Format each line of the data below as a numbered list, skipping any blank lines. Leave the pictures out.
** start of MATERIAL PROVIDED **
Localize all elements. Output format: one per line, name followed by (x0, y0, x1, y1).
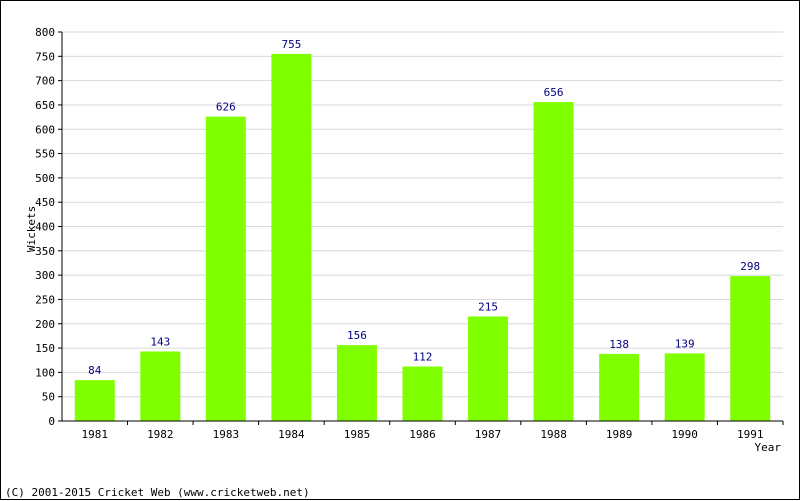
y-tick-label: 450 (35, 196, 55, 209)
y-tick-label: 250 (35, 293, 55, 306)
y-tick-label: 300 (35, 269, 55, 282)
bar (74, 380, 115, 421)
x-tick-label: 1982 (147, 428, 174, 441)
data-label: 626 (216, 101, 236, 114)
bar (336, 345, 377, 421)
y-axis-title: Wickets (25, 206, 38, 252)
y-tick-label: 650 (35, 99, 55, 112)
x-tick-label: 1990 (671, 428, 698, 441)
data-label: 112 (413, 351, 433, 364)
y-tick-label: 700 (35, 75, 55, 88)
bar (664, 353, 705, 421)
data-label: 755 (281, 38, 301, 51)
bar (140, 351, 181, 421)
data-label: 84 (88, 364, 102, 377)
x-axis-title: Year (755, 441, 782, 454)
bar (599, 353, 640, 421)
data-label: 138 (609, 338, 629, 351)
x-tick-label: 1989 (606, 428, 633, 441)
data-label: 215 (478, 300, 498, 313)
bar (730, 276, 771, 421)
data-label: 156 (347, 329, 367, 342)
data-label: 139 (675, 337, 695, 350)
data-label: 298 (740, 260, 760, 273)
y-tick-label: 50 (42, 391, 55, 404)
bars (74, 53, 771, 422)
grid-lines (62, 31, 783, 398)
y-tick-label: 550 (35, 148, 55, 161)
y-tick-label: 500 (35, 172, 55, 185)
bar (533, 102, 574, 422)
x-tick-label: 1988 (540, 428, 567, 441)
x-tick-label: 1983 (213, 428, 240, 441)
bar (402, 366, 443, 421)
x-tick-label: 1986 (409, 428, 436, 441)
y-tick-label: 350 (35, 245, 55, 258)
x-tick-label: 1984 (278, 428, 305, 441)
copyright-footer: (C) 2001-2015 Cricket Web (www.cricketwe… (5, 486, 310, 499)
bar (271, 53, 312, 421)
axes (58, 31, 784, 425)
x-tick-label: 1991 (737, 428, 764, 441)
y-tick-labels: 0 50 100 150 200 250 300 350 400 450 500 550 600 650 7… (35, 26, 55, 428)
data-label: 143 (150, 335, 170, 348)
bar (205, 116, 246, 422)
data-labels: 84 143 626 755 156 112 215 656 138 139 298 (88, 38, 760, 377)
y-tick-label: 100 (35, 366, 55, 379)
y-tick-label: 750 (35, 50, 55, 63)
x-tick-label: 1987 (475, 428, 502, 441)
y-tick-label: 400 (35, 221, 55, 234)
y-tick-label: 0 (48, 415, 55, 428)
x-tick-label: 1981 (82, 428, 109, 441)
y-tick-label: 600 (35, 123, 55, 136)
x-tick-labels: 1981 1982 1983 1984 1985 1986 1987 1988 1989 1990… (82, 428, 764, 441)
y-tick-label: 800 (35, 26, 55, 39)
bar (468, 316, 509, 421)
y-tick-label: 150 (35, 342, 55, 355)
y-tick-label: 200 (35, 318, 55, 331)
x-tick-label: 1985 (344, 428, 371, 441)
data-label: 656 (544, 86, 564, 99)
** end of MATERIAL PROVIDED **
= WRITTEN ANSWER =
1. Localize all elements. Output format: one per line, name followed by (x0, y0, x1, y1).
2. y-tick-label: 450 (35, 196, 55, 209)
3. y-tick-label: 250 (35, 293, 55, 306)
4. y-tick-label: 300 (35, 269, 55, 282)
5. bar (74, 380, 115, 421)
6. x-tick-label: 1982 (147, 428, 174, 441)
7. data-label: 626 (216, 101, 236, 114)
8. bar (336, 345, 377, 421)
9. y-axis-title: Wickets (25, 206, 38, 252)
10. y-tick-label: 650 (35, 99, 55, 112)
11. x-tick-label: 1990 (671, 428, 698, 441)
12. data-label: 112 (413, 351, 433, 364)
13. y-tick-label: 700 (35, 75, 55, 88)
14. bar (664, 353, 705, 421)
15. data-label: 755 (281, 38, 301, 51)
16. bar (140, 351, 181, 421)
17. data-label: 84 (88, 364, 102, 377)
18. x-axis-title: Year (755, 441, 782, 454)
19. bar (599, 353, 640, 421)
20. data-label: 138 (609, 338, 629, 351)
21. x-tick-label: 1989 (606, 428, 633, 441)
22. data-label: 215 (478, 300, 498, 313)
23. bar (730, 276, 771, 421)
24. data-label: 156 (347, 329, 367, 342)
25. data-label: 139 (675, 337, 695, 350)
26. data-label: 298 (740, 260, 760, 273)
27. y-tick-label: 50 (42, 391, 55, 404)
28. bars (74, 53, 771, 422)
29. grid-lines (62, 31, 783, 398)
30. y-tick-label: 550 (35, 148, 55, 161)
31. y-tick-label: 500 (35, 172, 55, 185)
32. bar (533, 102, 574, 422)
33. x-tick-label: 1988 (540, 428, 567, 441)
34. x-tick-label: 1983 (213, 428, 240, 441)
35. bar (402, 366, 443, 421)
36. x-tick-label: 1986 (409, 428, 436, 441)
37. y-tick-label: 350 (35, 245, 55, 258)
38. x-tick-label: 1984 (278, 428, 305, 441)
39. copyright-footer: (C) 2001-2015 Cricket Web (www.cricketwe… (5, 486, 310, 499)
40. bar (271, 53, 312, 421)
41. axes (58, 31, 784, 425)
42. x-tick-label: 1991 (737, 428, 764, 441)
43. y-tick-labels: 0 50 100 150 200 250 300 350 400 450 500 550 600 650 7… (35, 26, 55, 428)
44. data-label: 143 (150, 335, 170, 348)
45. bar (205, 116, 246, 422)
46. data-labels: 84 143 626 755 156 112 215 656 138 139 298 (88, 38, 760, 377)
47. y-tick-label: 100 (35, 366, 55, 379)
48. y-tick-label: 750 (35, 50, 55, 63)
49. x-tick-label: 1987 (475, 428, 502, 441)
50. y-tick-label: 400 (35, 221, 55, 234)
51. y-tick-label: 0 (48, 415, 55, 428)
52. x-tick-label: 1981 (82, 428, 109, 441)
53. y-tick-label: 600 (35, 123, 55, 136)
54. x-tick-labels: 1981 1982 1983 1984 1985 1986 1987 1988 1989 1990… (82, 428, 764, 441)
55. y-tick-label: 800 (35, 26, 55, 39)
56. bar (468, 316, 509, 421)
57. y-tick-label: 150 (35, 342, 55, 355)
58. y-tick-label: 200 (35, 318, 55, 331)
59. x-tick-label: 1985 (344, 428, 371, 441)
60. data-label: 656 (544, 86, 564, 99)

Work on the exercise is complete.